● Exercise: Report every line in the listing below where the string "title" shows up.

● Data entries:
------------------------------------------------------------------------
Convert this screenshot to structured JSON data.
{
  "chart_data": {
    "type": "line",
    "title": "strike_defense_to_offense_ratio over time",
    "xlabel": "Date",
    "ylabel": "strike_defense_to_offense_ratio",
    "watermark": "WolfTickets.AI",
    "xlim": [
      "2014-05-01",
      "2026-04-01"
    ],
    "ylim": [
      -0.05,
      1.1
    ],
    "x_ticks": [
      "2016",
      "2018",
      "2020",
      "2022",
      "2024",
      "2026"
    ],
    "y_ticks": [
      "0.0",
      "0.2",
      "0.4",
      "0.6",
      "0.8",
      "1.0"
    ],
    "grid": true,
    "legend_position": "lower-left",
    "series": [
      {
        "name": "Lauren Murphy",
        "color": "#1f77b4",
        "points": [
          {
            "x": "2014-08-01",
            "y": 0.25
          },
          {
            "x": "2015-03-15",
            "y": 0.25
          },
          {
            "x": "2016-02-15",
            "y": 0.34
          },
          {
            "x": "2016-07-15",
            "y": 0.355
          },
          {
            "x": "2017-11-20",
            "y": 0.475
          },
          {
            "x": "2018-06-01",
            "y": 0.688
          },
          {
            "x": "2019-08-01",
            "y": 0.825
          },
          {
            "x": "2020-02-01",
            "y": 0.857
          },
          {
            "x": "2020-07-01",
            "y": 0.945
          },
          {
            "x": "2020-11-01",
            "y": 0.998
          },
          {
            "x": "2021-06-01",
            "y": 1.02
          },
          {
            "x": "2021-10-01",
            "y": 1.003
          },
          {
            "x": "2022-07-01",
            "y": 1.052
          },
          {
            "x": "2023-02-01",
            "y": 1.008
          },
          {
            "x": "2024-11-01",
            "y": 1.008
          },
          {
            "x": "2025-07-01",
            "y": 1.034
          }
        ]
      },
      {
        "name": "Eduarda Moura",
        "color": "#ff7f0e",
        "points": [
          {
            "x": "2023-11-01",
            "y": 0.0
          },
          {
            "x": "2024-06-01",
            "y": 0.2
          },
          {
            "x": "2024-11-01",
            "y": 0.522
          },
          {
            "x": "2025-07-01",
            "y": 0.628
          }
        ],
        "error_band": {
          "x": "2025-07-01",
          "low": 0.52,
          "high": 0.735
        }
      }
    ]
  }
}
------------------------------------------------------------------------
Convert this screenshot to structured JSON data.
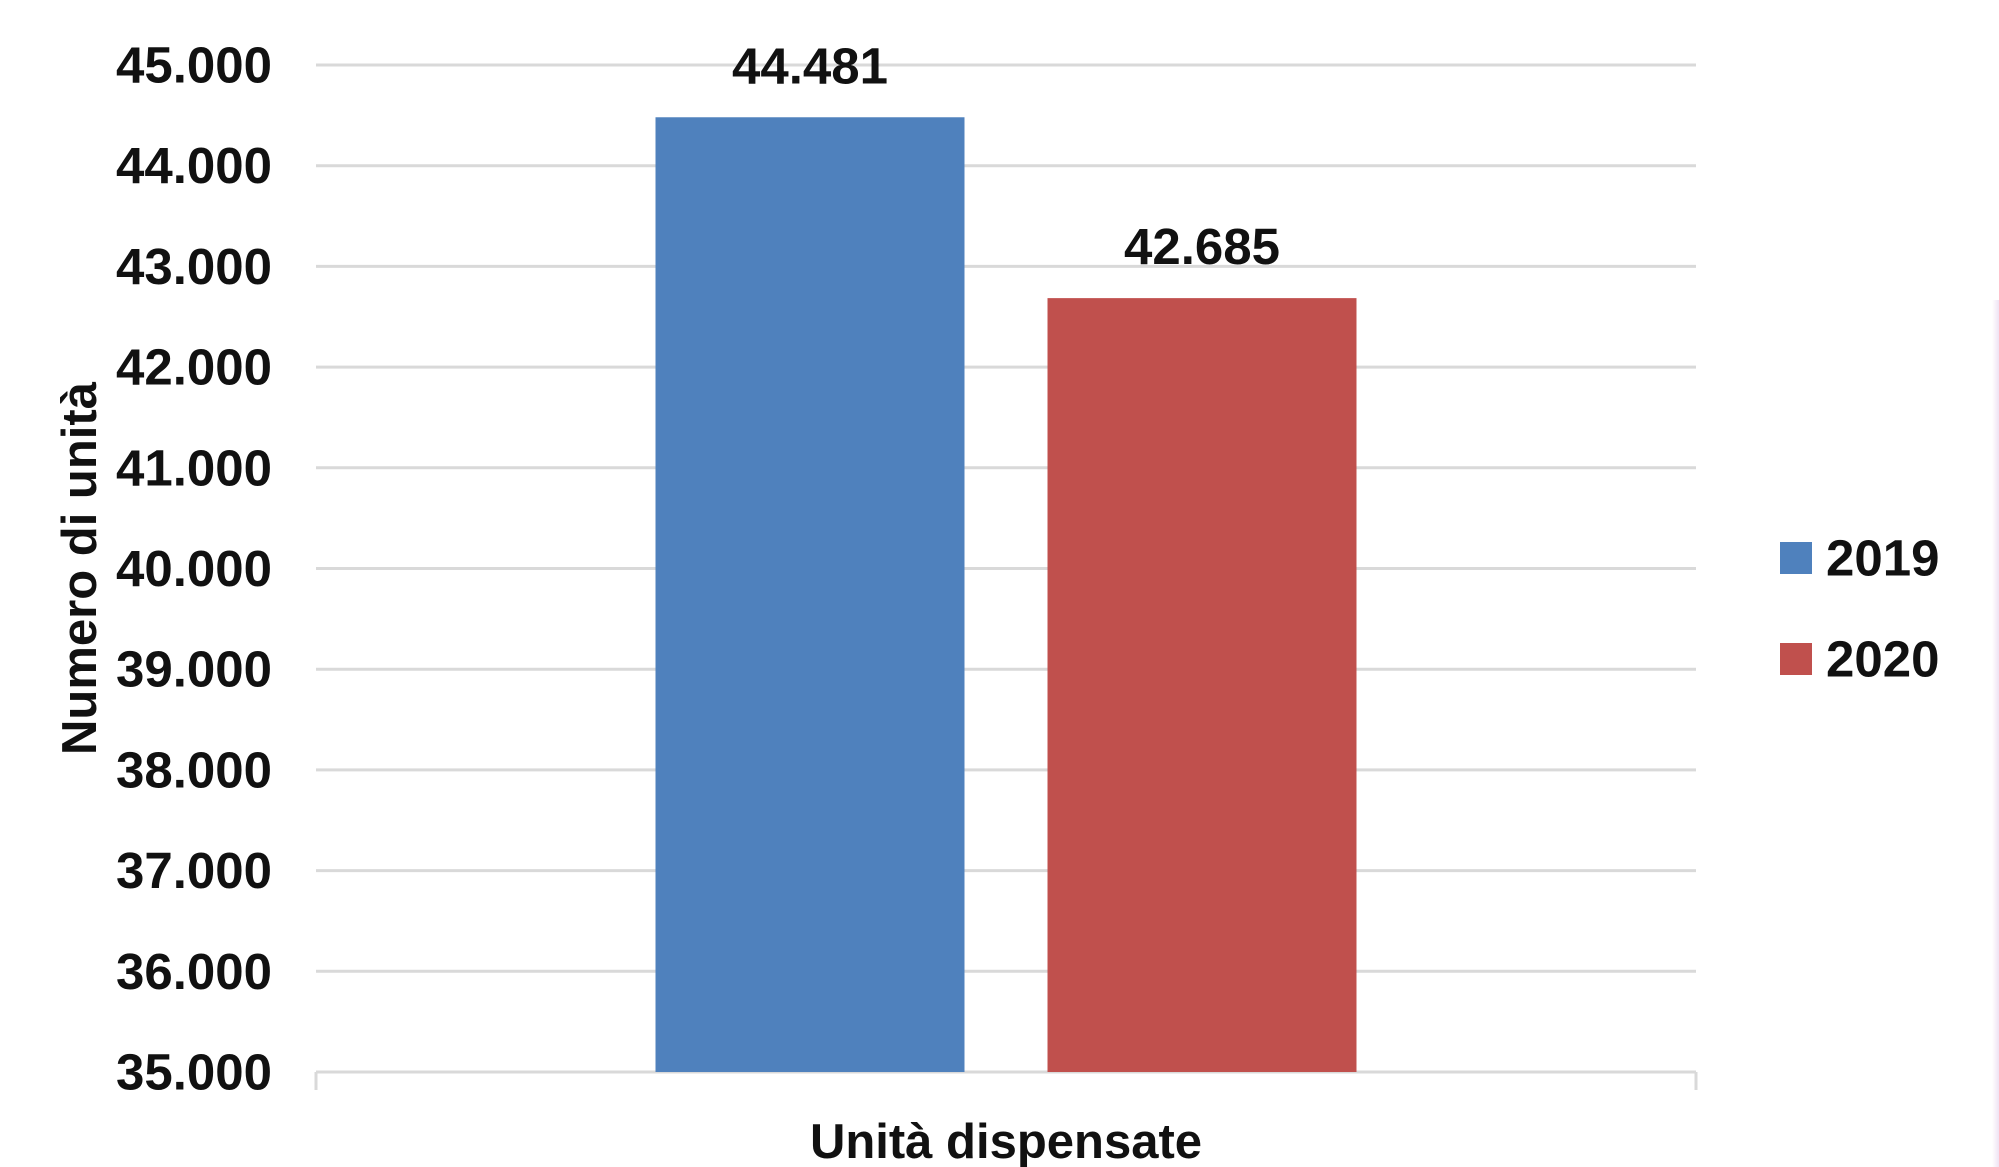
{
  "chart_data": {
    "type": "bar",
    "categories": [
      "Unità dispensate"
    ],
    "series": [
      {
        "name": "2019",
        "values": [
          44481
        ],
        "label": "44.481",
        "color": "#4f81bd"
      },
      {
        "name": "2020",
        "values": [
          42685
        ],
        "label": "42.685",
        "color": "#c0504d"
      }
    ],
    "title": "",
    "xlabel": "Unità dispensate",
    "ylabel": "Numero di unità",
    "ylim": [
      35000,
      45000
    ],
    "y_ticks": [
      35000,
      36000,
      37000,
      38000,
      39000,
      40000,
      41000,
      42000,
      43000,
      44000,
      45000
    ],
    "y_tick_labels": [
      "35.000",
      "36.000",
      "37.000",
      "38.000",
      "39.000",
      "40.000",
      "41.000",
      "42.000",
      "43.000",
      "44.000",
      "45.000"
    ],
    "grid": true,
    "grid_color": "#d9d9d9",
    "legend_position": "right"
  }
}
------------------------------------------------------------------------
● Response:
    "title": "strike_defense_to_offense_ratio over time",
    "title": "",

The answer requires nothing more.